AIM:
Tally the lines that contain the string "activités" and give the number by itself.

---------- INPUT MATERIAL ----------

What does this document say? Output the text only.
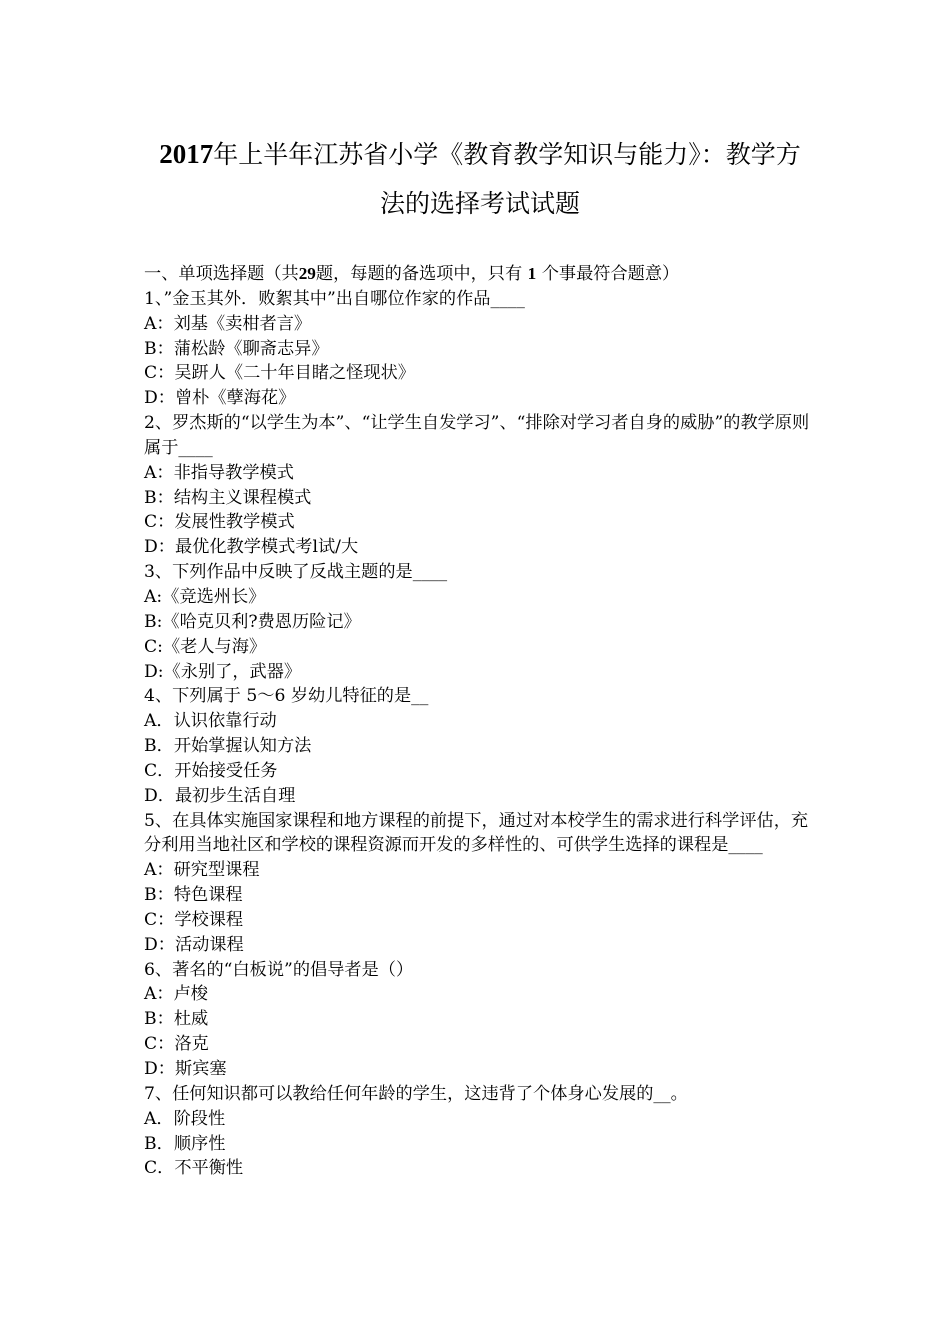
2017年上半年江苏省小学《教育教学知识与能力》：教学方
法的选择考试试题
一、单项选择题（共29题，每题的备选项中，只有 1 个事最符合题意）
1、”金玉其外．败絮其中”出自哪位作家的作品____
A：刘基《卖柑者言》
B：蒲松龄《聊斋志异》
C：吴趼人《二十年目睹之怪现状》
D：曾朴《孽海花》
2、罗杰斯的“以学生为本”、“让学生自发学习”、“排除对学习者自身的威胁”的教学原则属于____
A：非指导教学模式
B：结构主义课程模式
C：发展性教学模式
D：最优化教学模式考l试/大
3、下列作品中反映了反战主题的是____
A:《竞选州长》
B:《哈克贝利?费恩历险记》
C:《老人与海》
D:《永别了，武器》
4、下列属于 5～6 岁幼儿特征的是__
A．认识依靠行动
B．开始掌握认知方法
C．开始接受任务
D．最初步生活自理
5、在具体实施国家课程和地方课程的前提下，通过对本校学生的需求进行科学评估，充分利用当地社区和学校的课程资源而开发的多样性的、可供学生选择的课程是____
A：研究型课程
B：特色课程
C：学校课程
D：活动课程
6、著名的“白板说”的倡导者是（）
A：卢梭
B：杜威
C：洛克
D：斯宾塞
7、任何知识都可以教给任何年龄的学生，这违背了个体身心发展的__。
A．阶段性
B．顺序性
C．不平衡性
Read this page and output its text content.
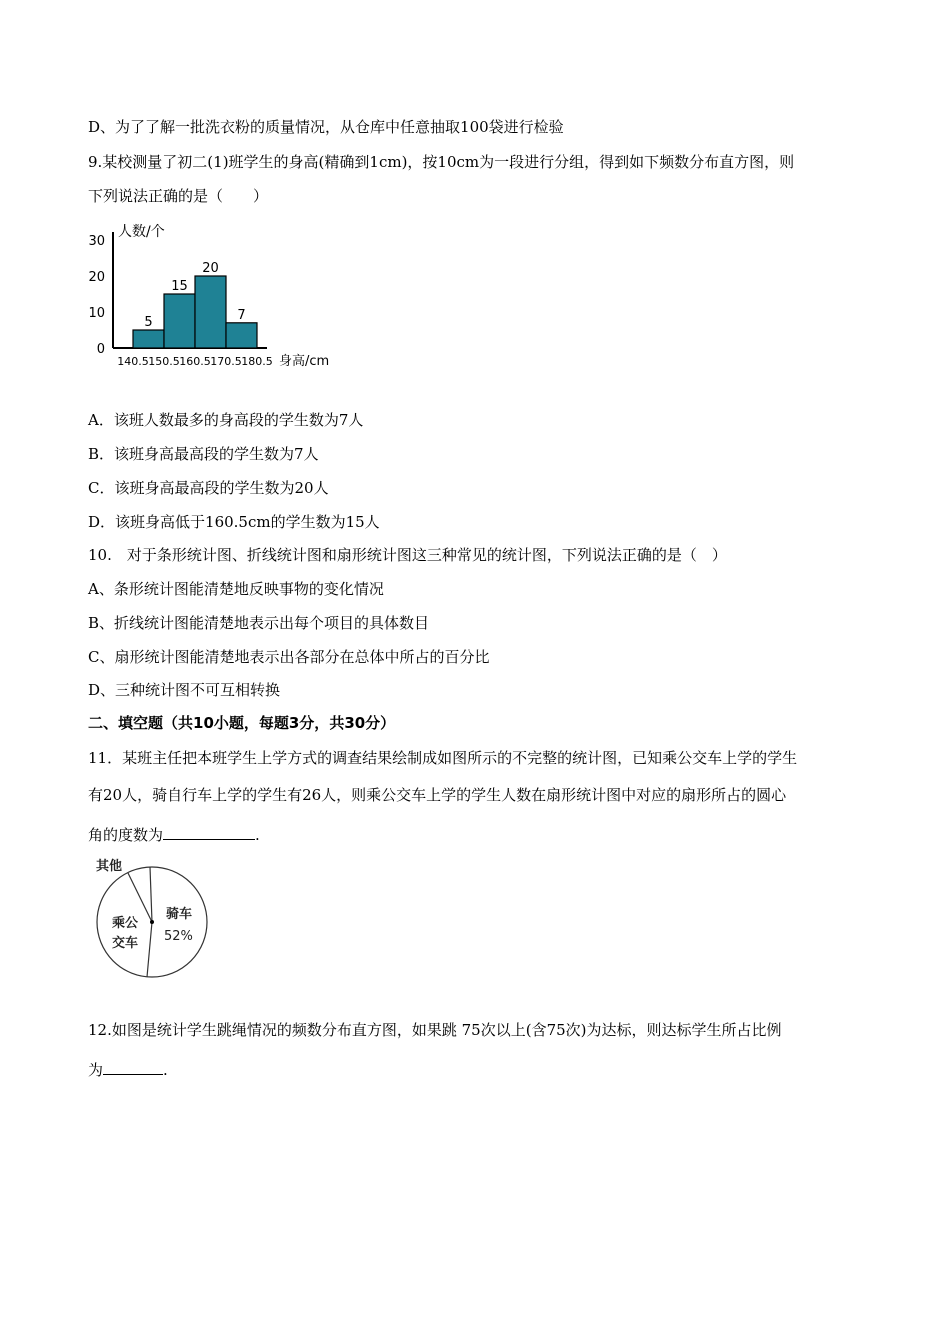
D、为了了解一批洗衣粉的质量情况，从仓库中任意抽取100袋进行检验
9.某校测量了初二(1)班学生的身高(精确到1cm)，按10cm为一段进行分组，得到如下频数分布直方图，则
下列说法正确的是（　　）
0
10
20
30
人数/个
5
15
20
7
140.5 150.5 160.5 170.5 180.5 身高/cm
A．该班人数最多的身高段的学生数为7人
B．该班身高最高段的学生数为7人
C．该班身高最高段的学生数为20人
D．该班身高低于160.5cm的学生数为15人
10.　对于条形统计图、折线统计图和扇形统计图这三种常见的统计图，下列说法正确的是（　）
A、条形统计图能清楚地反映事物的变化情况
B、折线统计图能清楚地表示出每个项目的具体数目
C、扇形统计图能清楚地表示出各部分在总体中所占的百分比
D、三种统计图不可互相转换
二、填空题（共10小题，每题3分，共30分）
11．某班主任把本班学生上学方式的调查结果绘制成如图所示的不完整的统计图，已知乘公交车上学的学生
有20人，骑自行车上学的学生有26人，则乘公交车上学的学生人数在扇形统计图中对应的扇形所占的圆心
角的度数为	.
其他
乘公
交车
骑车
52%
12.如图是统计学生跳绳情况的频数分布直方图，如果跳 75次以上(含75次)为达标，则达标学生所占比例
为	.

----------
---------- INPUT MATERIAL ----------

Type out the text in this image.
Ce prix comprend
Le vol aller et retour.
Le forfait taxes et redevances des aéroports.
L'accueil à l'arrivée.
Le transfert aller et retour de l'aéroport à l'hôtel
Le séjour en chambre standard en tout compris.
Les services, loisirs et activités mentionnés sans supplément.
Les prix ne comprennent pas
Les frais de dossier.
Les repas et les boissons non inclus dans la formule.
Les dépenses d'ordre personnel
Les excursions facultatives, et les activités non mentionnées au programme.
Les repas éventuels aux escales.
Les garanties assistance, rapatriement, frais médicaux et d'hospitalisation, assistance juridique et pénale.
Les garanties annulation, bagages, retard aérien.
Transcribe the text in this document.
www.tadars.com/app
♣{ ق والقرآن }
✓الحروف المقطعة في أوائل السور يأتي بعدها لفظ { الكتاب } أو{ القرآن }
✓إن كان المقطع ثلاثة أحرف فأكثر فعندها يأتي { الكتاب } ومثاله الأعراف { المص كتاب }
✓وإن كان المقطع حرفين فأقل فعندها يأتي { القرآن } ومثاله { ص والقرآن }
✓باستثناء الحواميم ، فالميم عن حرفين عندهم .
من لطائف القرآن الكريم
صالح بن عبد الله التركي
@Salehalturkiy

----------

THE RESULT:
2